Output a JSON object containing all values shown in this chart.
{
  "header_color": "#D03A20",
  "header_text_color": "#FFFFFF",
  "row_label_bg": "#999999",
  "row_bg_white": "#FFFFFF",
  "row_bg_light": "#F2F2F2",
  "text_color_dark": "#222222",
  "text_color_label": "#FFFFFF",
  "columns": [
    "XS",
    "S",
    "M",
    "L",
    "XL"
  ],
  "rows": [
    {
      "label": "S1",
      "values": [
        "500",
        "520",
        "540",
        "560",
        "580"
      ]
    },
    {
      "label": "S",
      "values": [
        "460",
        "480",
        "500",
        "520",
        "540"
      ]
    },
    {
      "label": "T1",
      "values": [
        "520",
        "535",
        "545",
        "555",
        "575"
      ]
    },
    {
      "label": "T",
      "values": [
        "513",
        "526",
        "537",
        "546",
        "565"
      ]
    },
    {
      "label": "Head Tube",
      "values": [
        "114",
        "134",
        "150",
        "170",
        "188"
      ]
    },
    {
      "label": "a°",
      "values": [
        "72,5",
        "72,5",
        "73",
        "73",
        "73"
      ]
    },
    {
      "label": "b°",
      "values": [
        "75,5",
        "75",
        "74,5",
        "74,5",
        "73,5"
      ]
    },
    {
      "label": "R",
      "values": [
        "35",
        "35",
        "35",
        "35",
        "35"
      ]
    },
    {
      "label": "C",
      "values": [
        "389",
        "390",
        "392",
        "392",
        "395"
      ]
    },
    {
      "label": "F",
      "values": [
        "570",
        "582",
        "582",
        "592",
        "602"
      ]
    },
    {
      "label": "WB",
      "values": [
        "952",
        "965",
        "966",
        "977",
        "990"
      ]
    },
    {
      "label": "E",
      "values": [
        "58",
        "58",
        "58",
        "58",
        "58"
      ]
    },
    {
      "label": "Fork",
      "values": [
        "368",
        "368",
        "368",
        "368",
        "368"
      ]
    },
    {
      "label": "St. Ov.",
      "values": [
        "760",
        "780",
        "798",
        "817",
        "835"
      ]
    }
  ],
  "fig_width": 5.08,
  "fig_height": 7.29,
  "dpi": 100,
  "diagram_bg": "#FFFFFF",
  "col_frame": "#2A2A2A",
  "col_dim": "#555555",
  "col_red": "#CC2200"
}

+===+

WORK TO BE COMPLETED:
Find every line in the records above that contains the word "FFFFFF", and copy each one.

OUTPUT BELOW:
  "header_text_color": "#FFFFFF",
  "row_bg_white": "#FFFFFF",
  "text_color_label": "#FFFFFF",
  "diagram_bg": "#FFFFFF",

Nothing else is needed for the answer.